▸ **Article**:

A: As said before, the number of uniqe IVs is 32^6, which is the same as 2^30.
Natures, gender, and other things are determined by its personality number, a 32-bit number = 2^32
Total: (2^32) * (2^30) = 2^62 = 4,611,686,018,427,387,904
However, we want to know not just what the probability that 2 pokemon are the same, but ANY two pokemon in all your boxes. This is the same sort of problem as above, with mirage island, and this uses the same formula. Let's say we have all of our boxes filled with the same Pokemon. If I remember right, that's 420. 426 counting your party.
1 - ((2^62) P 426 / ((2^62)^426) = .0000000000019629% Which is almost 1 in 51 trillion.
in fact, you'd need to have a 100 million Pokemon before you had a even a tenth of a percent chance of two being the same.
---------------------------------
Q: What is the Probability of getting a shiny?

▸ **Set exercise 1**: In the Pokemon probability text, what determines natures and gender?
The records come from a source unrelated to the text.

▸ **Supplied data**:

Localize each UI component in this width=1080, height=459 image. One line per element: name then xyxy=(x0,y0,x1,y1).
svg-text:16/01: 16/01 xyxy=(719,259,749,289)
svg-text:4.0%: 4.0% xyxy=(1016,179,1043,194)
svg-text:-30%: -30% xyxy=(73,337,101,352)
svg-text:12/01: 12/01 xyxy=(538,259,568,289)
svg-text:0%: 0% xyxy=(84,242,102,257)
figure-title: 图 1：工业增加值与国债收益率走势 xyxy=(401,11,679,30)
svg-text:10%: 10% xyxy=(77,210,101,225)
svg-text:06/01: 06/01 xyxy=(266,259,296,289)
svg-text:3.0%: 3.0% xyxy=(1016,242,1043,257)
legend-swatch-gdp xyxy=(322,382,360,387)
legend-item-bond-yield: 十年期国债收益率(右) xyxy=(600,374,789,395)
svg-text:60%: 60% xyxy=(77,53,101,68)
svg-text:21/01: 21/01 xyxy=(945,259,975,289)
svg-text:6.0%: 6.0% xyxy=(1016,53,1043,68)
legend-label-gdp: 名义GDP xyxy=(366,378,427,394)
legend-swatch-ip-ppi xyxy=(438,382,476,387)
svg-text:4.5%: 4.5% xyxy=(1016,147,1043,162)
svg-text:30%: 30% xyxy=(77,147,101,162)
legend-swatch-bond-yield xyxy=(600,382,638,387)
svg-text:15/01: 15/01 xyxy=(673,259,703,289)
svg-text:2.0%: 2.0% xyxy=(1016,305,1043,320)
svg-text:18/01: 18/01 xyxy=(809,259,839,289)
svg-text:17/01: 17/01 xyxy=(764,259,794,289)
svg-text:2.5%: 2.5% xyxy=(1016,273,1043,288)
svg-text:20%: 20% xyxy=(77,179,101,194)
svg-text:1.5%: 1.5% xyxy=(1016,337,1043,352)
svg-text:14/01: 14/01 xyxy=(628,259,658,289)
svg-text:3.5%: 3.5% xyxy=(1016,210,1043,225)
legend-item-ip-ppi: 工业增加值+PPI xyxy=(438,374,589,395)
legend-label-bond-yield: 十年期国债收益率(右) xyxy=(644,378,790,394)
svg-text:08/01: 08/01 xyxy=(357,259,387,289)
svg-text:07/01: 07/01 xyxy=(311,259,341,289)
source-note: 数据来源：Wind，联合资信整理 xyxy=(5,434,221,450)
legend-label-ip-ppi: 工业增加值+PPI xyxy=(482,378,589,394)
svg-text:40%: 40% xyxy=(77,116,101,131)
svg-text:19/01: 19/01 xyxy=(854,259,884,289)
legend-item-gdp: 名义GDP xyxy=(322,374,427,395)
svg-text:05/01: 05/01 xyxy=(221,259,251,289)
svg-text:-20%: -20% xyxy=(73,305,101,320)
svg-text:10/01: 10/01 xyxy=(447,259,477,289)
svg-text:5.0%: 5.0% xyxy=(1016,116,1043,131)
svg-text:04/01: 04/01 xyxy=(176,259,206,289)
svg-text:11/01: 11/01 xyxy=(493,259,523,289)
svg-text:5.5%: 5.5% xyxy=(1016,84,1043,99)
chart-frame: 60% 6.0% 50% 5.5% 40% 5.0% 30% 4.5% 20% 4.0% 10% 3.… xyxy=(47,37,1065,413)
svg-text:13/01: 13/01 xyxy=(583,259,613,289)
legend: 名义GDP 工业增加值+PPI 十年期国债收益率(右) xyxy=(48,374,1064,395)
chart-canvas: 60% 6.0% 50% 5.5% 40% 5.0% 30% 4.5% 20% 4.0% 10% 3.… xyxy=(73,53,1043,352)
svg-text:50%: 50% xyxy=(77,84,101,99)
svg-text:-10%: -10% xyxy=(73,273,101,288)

▸ **Set exercise 2**: Copy the records word for word, starting with their first line and going on through the line that contains "svg-text:12/01: 12/01 xyxy=(538,259,568,289)".

▸ **Complete output 1**: The personality number, a 32-bit number, determines them.

▸ **Complete output 2**:
Localize each UI component in this width=1080, height=459 image. One line per element: name then xyxy=(x0,y0,x1,y1).
svg-text:16/01: 16/01 xyxy=(719,259,749,289)
svg-text:4.0%: 4.0% xyxy=(1016,179,1043,194)
svg-text:-30%: -30% xyxy=(73,337,101,352)
svg-text:12/01: 12/01 xyxy=(538,259,568,289)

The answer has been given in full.